━━ Input data
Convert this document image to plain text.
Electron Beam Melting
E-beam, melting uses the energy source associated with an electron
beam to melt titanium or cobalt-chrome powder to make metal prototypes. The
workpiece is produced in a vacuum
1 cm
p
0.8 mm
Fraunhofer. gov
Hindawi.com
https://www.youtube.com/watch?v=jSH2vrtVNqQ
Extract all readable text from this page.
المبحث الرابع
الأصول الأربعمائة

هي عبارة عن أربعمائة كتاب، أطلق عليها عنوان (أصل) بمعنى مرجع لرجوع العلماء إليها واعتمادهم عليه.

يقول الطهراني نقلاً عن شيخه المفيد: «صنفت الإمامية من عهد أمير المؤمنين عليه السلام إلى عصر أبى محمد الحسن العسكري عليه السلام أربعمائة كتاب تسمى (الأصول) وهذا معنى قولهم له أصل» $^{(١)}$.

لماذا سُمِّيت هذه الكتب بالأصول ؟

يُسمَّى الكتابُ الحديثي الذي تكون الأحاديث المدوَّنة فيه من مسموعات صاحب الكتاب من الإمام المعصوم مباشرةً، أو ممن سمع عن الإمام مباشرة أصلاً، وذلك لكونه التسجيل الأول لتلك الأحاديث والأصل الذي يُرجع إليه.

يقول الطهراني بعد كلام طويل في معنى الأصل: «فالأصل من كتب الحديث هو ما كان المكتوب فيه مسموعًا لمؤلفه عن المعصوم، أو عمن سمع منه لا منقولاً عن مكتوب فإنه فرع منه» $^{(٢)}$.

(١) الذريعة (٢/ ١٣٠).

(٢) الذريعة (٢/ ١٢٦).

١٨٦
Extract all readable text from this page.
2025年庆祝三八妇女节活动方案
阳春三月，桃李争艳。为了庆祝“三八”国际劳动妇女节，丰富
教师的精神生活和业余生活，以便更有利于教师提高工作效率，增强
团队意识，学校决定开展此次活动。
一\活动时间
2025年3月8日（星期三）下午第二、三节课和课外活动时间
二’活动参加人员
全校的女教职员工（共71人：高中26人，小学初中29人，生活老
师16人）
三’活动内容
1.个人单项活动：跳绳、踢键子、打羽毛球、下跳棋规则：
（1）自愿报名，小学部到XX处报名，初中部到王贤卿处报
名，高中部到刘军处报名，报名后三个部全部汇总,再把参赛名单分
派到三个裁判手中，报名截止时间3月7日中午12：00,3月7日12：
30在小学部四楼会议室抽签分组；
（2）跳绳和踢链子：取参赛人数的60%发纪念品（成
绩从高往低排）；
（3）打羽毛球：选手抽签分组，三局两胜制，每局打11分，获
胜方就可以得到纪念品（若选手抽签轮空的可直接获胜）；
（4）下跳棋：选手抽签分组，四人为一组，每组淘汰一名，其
━━━━
* **Problem to work on**:
Reproduce each record exactly, leaving nothing out.

* **Task answer**:
Convert this document image to plain text.
Electron Beam Melting
E-beam, melting uses the energy source associated with an electron
beam to melt titanium or cobalt-chrome powder to make metal prototypes. The
workpiece is produced in a vacuum
1 cm
p
0.8 mm
Fraunhofer. gov
Hindawi.com
https://www.youtube.com/watch?v=jSH2vrtVNqQ
Extract all readable text from this page.
المبحث الرابع
الأصول الأربعمائة

هي عبارة عن أربعمائة كتاب، أطلق عليها عنوان (أصل) بمعنى مرجع لرجوع العلماء إليها واعتمادهم عليه.

يقول الطهراني نقلاً عن شيخه المفيد: «صنفت الإمامية من عهد أمير المؤمنين عليه السلام إلى عصر أبى محمد الحسن العسكري عليه السلام أربعمائة كتاب تسمى (الأصول) وهذا معنى قولهم له أصل» $^{(١)}$.

لماذا سُمِّيت هذه الكتب بالأصول ؟

يُسمَّى الكتابُ الحديثي الذي تكون الأحاديث المدوَّنة فيه من مسموعات صاحب الكتاب من الإمام المعصوم مباشرةً، أو ممن سمع عن الإمام مباشرة أصلاً، وذلك لكونه التسجيل الأول لتلك الأحاديث والأصل الذي يُرجع إليه.

يقول الطهراني بعد كلام طويل في معنى الأصل: «فالأصل من كتب الحديث هو ما كان المكتوب فيه مسموعًا لمؤلفه عن المعصوم، أو عمن سمع منه لا منقولاً عن مكتوب فإنه فرع منه» $^{(٢)}$.

(١) الذريعة (٢/ ١٣٠).

(٢) الذريعة (٢/ ١٢٦).

١٨٦
Extract all readable text from this page.
2025年庆祝三八妇女节活动方案
阳春三月，桃李争艳。为了庆祝“三八”国际劳动妇女节，丰富
教师的精神生活和业余生活，以便更有利于教师提高工作效率，增强
团队意识，学校决定开展此次活动。
一\活动时间
2025年3月8日（星期三）下午第二、三节课和课外活动时间
二’活动参加人员
全校的女教职员工（共71人：高中26人，小学初中29人，生活老
师16人）
三’活动内容
1.个人单项活动：跳绳、踢键子、打羽毛球、下跳棋规则：
（1）自愿报名，小学部到XX处报名，初中部到王贤卿处报
名，高中部到刘军处报名，报名后三个部全部汇总,再把参赛名单分
派到三个裁判手中，报名截止时间3月7日中午12：00,3月7日12：
30在小学部四楼会议室抽签分组；
（2）跳绳和踢链子：取参赛人数的60%发纪念品（成
绩从高往低排）；
（3）打羽毛球：选手抽签分组，三局两胜制，每局打11分，获
胜方就可以得到纪念品（若选手抽签轮空的可直接获胜）；
（4）下跳棋：选手抽签分组，四人为一组，每组淘汰一名，其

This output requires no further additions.